Textauszug >>
# # # # #
Transfeindlichkeit ist keine subversive Gegenstimme, sondern in großen Teilen der Welt institutionalisiert, auch im Westen. In den USA, wo gerade auf allen Ebenen ein Krieg gegen progressive Errungenschaften geführt wird, zählt der Kampf gegen Transrechte zu einem der wichtigsten Programmpunkte der Republikanischen Partei. In republikanischen Staaten wie Iowa, Arizona oder Tennessee wurden in den letzten Monaten zahlreiche Gesetze erlassen, die beispielsweise verbieten, dass im Unterricht über queere Identitäten gesprochen wird, oder dass trans Kinder die Toiletten ihrer Wahl benutzen dürfen. Ron de Santis, Gouverneur von Florida, führt einen regelrechten Krieg gegen trans Menschen, mit dem Ziel, geschlechtsangleichende und trans-freundliche Maßnahmen generell zu kriminalisieren.
# # # # #
Aufgaben >>
1) Welches Amt hat Ron de Santis laut dem Textauszug inne?
2) Zählen Sie alle US-Bundesstaaten auf, die im Textauszug namentlich genannt werden.
3) Geben Sie den Abschnitt des Textauszugs wörtlich wieder, der mit „Transfeindlichkeit ist keine“ beginnt und sich bis einschließlich „generell zu kriminalisieren.“ erstreckt.
Die Daten werden hier nicht gebraucht.

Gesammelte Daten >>
# # # # #
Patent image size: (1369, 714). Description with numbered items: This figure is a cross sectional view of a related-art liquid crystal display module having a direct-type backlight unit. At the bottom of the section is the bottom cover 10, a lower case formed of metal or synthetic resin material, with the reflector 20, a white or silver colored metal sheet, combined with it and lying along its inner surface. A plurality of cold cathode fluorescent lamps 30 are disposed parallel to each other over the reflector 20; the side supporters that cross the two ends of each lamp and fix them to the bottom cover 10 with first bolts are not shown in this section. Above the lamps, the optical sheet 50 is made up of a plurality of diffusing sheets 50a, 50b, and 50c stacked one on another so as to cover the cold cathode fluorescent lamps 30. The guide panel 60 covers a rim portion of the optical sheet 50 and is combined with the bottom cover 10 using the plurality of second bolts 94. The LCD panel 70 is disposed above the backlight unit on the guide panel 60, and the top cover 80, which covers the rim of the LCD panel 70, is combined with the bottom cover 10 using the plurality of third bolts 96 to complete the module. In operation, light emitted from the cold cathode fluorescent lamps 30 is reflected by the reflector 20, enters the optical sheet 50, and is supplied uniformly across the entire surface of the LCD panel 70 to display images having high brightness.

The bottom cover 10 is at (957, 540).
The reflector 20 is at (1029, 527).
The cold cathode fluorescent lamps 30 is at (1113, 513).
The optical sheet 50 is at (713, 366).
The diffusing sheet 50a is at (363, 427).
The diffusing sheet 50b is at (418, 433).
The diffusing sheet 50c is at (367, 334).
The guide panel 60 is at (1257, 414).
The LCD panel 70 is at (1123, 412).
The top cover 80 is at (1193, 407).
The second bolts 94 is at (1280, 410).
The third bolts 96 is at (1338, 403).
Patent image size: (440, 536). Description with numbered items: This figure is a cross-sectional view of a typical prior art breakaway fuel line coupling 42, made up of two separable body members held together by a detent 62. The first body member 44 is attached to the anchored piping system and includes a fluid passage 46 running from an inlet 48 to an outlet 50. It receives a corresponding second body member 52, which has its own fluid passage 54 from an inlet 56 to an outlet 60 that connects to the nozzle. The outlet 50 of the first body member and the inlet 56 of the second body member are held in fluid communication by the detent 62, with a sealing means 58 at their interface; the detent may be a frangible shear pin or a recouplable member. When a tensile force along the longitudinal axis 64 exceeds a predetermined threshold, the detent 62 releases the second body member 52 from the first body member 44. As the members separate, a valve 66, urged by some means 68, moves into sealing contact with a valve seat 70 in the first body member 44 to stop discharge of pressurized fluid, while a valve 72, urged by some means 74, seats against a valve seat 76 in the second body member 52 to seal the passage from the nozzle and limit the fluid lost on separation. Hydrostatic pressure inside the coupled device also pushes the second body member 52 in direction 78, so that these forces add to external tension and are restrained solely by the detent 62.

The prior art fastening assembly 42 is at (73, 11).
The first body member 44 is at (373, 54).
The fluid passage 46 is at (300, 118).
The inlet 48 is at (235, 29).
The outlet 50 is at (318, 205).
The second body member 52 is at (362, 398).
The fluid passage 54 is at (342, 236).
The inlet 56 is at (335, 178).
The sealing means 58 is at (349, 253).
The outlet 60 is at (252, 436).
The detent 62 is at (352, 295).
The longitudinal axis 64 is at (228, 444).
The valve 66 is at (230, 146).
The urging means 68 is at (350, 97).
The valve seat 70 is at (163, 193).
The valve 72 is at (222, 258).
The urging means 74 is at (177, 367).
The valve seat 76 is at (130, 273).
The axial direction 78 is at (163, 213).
# # # # #
Lösungen je Aufgabe >>
1) Er ist Gouverneur von Florida.

2) Iowa, Arizona, Tennessee, Florida

3)
Transfeindlichkeit ist keine subversive Gegenstimme, sondern in großen Teilen der Welt institutionalisiert, auch im Westen. In den USA, wo gerade auf allen Ebenen ein Krieg gegen progressive Errungenschaften geführt wird, zählt der Kampf gegen Transrechte zu einem der wichtigsten Programmpunkte der Republikanischen Partei. In republikanischen Staaten wie Iowa, Arizona oder Tennessee wurden in den letzten Monaten zahlreiche Gesetze erlassen, die beispielsweise verbieten, dass im Unterricht über queere Identitäten gesprochen wird, oder dass trans Kinder die Toiletten ihrer Wahl benutzen dürfen. Ron de Santis, Gouverneur von Florida, führt einen regelrechten Krieg gegen trans Menschen, mit dem Ziel, geschlechtsangleichende und trans-freundliche Maßnahmen generell zu kriminalisieren.